◆ Description of the task: Transcribe all records exactly.

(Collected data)

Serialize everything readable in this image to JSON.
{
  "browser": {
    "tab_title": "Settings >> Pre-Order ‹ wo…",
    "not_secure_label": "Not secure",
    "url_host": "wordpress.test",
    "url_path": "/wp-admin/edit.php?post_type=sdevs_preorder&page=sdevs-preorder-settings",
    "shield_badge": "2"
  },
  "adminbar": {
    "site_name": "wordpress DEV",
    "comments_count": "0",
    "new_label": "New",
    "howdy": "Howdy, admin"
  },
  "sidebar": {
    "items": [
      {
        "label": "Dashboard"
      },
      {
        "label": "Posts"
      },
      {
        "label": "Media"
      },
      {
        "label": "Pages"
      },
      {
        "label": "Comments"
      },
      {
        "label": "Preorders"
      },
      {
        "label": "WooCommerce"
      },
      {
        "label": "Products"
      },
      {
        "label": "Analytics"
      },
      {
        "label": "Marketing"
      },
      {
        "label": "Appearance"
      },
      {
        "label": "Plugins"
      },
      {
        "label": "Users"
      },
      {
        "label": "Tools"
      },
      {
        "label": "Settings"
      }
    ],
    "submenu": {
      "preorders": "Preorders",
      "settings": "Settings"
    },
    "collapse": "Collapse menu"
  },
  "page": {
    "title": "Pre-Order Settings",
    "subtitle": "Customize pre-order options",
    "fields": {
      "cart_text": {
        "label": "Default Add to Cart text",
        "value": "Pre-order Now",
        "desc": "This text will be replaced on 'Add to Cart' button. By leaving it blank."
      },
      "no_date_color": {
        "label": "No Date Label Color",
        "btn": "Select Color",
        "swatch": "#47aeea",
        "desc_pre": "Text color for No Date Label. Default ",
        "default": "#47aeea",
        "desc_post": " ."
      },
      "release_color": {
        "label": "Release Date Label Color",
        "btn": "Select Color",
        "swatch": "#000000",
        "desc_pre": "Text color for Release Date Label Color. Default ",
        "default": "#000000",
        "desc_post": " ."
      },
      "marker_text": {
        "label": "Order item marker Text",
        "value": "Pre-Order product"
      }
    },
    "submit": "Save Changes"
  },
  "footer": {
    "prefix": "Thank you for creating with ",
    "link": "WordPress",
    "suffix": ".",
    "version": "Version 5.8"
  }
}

◆ Full output:
Serialize everything readable in this image to JSON.
{
  "browser": {
    "tab_title": "Settings >> Pre-Order ‹ wo…",
    "not_secure_label": "Not secure",
    "url_host": "wordpress.test",
    "url_path": "/wp-admin/edit.php?post_type=sdevs_preorder&page=sdevs-preorder-settings",
    "shield_badge": "2"
  },
  "adminbar": {
    "site_name": "wordpress DEV",
    "comments_count": "0",
    "new_label": "New",
    "howdy": "Howdy, admin"
  },
  "sidebar": {
    "items": [
      {
        "label": "Dashboard"
      },
      {
        "label": "Posts"
      },
      {
        "label": "Media"
      },
      {
        "label": "Pages"
      },
      {
        "label": "Comments"
      },
      {
        "label": "Preorders"
      },
      {
        "label": "WooCommerce"
      },
      {
        "label": "Products"
      },
      {
        "label": "Analytics"
      },
      {
        "label": "Marketing"
      },
      {
        "label": "Appearance"
      },
      {
        "label": "Plugins"
      },
      {
        "label": "Users"
      },
      {
        "label": "Tools"
      },
      {
        "label": "Settings"
      }
    ],
    "submenu": {
      "preorders": "Preorders",
      "settings": "Settings"
    },
    "collapse": "Collapse menu"
  },
  "page": {
    "title": "Pre-Order Settings",
    "subtitle": "Customize pre-order options",
    "fields": {
      "cart_text": {
        "label": "Default Add to Cart text",
        "value": "Pre-order Now",
        "desc": "This text will be replaced on 'Add to Cart' button. By leaving it blank."
      },
      "no_date_color": {
        "label": "No Date Label Color",
        "btn": "Select Color",
        "swatch": "#47aeea",
        "desc_pre": "Text color for No Date Label. Default ",
        "default": "#47aeea",
        "desc_post": " ."
      },
      "release_color": {
        "label": "Release Date Label Color",
        "btn": "Select Color",
        "swatch": "#000000",
        "desc_pre": "Text color for Release Date Label Color. Default ",
        "default": "#000000",
        "desc_post": " ."
      },
      "marker_text": {
        "label": "Order item marker Text",
        "value": "Pre-Order product"
      }
    },
    "submit": "Save Changes"
  },
  "footer": {
    "prefix": "Thank you for creating with ",
    "link": "WordPress",
    "suffix": ".",
    "version": "Version 5.8"
  }
}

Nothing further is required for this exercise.